DESCRIPTION OF THE TASK
Every line of the material below must be repeated exactly.

ITEMS
*****
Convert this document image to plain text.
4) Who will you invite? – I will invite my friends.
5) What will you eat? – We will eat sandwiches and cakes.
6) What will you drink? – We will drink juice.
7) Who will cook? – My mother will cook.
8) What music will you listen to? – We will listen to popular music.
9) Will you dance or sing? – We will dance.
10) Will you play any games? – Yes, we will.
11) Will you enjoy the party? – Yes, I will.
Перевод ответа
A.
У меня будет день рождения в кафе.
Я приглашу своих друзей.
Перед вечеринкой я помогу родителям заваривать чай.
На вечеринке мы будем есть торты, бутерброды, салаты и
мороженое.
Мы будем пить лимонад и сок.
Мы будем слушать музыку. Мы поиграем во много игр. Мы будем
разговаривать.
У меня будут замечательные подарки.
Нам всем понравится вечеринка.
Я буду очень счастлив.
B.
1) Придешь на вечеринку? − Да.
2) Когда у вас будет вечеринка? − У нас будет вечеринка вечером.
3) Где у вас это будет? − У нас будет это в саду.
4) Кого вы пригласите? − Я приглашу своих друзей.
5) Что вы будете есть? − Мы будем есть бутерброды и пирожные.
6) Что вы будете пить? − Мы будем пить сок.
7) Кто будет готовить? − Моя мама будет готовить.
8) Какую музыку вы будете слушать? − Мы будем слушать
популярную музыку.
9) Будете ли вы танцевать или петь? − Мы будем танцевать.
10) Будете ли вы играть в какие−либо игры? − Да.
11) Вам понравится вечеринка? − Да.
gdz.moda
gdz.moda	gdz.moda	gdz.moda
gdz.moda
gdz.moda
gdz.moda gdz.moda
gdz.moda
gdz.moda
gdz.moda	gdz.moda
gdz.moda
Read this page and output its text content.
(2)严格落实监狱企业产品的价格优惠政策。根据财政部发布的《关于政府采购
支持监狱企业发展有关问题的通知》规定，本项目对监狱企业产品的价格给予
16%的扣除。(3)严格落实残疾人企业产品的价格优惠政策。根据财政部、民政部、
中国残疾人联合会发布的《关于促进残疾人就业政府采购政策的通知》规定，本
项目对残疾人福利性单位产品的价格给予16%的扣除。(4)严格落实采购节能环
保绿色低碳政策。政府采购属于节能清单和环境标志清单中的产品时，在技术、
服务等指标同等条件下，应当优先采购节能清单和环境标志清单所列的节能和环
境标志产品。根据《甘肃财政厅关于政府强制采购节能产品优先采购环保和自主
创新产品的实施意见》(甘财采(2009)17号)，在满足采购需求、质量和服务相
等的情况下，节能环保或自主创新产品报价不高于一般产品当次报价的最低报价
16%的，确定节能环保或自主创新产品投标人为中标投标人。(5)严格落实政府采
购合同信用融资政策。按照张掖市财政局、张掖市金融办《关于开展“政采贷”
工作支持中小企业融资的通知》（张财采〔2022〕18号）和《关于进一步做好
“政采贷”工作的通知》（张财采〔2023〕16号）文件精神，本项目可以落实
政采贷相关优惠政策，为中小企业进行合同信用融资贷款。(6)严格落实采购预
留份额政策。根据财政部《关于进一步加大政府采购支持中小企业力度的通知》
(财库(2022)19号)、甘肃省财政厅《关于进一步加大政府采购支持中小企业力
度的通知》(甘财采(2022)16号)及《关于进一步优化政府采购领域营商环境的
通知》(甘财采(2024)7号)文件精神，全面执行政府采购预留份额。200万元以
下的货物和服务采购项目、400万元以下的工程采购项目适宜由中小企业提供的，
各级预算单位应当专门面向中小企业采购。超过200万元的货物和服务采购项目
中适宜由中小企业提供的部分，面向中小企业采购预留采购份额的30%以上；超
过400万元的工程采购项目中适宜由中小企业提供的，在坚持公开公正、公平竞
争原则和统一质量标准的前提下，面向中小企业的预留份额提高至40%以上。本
*****
CORRECT RESPONSE
Convert this document image to plain text.
4) Who will you invite? – I will invite my friends.
5) What will you eat? – We will eat sandwiches and cakes.
6) What will you drink? – We will drink juice.
7) Who will cook? – My mother will cook.
8) What music will you listen to? – We will listen to popular music.
9) Will you dance or sing? – We will dance.
10) Will you play any games? – Yes, we will.
11) Will you enjoy the party? – Yes, I will.
Перевод ответа
A.
У меня будет день рождения в кафе.
Я приглашу своих друзей.
Перед вечеринкой я помогу родителям заваривать чай.
На вечеринке мы будем есть торты, бутерброды, салаты и
мороженое.
Мы будем пить лимонад и сок.
Мы будем слушать музыку. Мы поиграем во много игр. Мы будем
разговаривать.
У меня будут замечательные подарки.
Нам всем понравится вечеринка.
Я буду очень счастлив.
B.
1) Придешь на вечеринку? − Да.
2) Когда у вас будет вечеринка? − У нас будет вечеринка вечером.
3) Где у вас это будет? − У нас будет это в саду.
4) Кого вы пригласите? − Я приглашу своих друзей.
5) Что вы будете есть? − Мы будем есть бутерброды и пирожные.
6) Что вы будете пить? − Мы будем пить сок.
7) Кто будет готовить? − Моя мама будет готовить.
8) Какую музыку вы будете слушать? − Мы будем слушать
популярную музыку.
9) Будете ли вы танцевать или петь? − Мы будем танцевать.
10) Будете ли вы играть в какие−либо игры? − Да.
11) Вам понравится вечеринка? − Да.
gdz.moda
gdz.moda	gdz.moda	gdz.moda
gdz.moda
gdz.moda
gdz.moda gdz.moda
gdz.moda
gdz.moda
gdz.moda	gdz.moda
gdz.moda
Read this page and output its text content.
(2)严格落实监狱企业产品的价格优惠政策。根据财政部发布的《关于政府采购
支持监狱企业发展有关问题的通知》规定，本项目对监狱企业产品的价格给予
16%的扣除。(3)严格落实残疾人企业产品的价格优惠政策。根据财政部、民政部、
中国残疾人联合会发布的《关于促进残疾人就业政府采购政策的通知》规定，本
项目对残疾人福利性单位产品的价格给予16%的扣除。(4)严格落实采购节能环
保绿色低碳政策。政府采购属于节能清单和环境标志清单中的产品时，在技术、
服务等指标同等条件下，应当优先采购节能清单和环境标志清单所列的节能和环
境标志产品。根据《甘肃财政厅关于政府强制采购节能产品优先采购环保和自主
创新产品的实施意见》(甘财采(2009)17号)，在满足采购需求、质量和服务相
等的情况下，节能环保或自主创新产品报价不高于一般产品当次报价的最低报价
16%的，确定节能环保或自主创新产品投标人为中标投标人。(5)严格落实政府采
购合同信用融资政策。按照张掖市财政局、张掖市金融办《关于开展“政采贷”
工作支持中小企业融资的通知》（张财采〔2022〕18号）和《关于进一步做好
“政采贷”工作的通知》（张财采〔2023〕16号）文件精神，本项目可以落实
政采贷相关优惠政策，为中小企业进行合同信用融资贷款。(6)严格落实采购预
留份额政策。根据财政部《关于进一步加大政府采购支持中小企业力度的通知》
(财库(2022)19号)、甘肃省财政厅《关于进一步加大政府采购支持中小企业力
度的通知》(甘财采(2022)16号)及《关于进一步优化政府采购领域营商环境的
通知》(甘财采(2024)7号)文件精神，全面执行政府采购预留份额。200万元以
下的货物和服务采购项目、400万元以下的工程采购项目适宜由中小企业提供的，
各级预算单位应当专门面向中小企业采购。超过200万元的货物和服务采购项目
中适宜由中小企业提供的部分，面向中小企业采购预留采购份额的30%以上；超
过400万元的工程采购项目中适宜由中小企业提供的，在坚持公开公正、公平竞
争原则和统一质量标准的前提下，面向中小企业的预留份额提高至40%以上。本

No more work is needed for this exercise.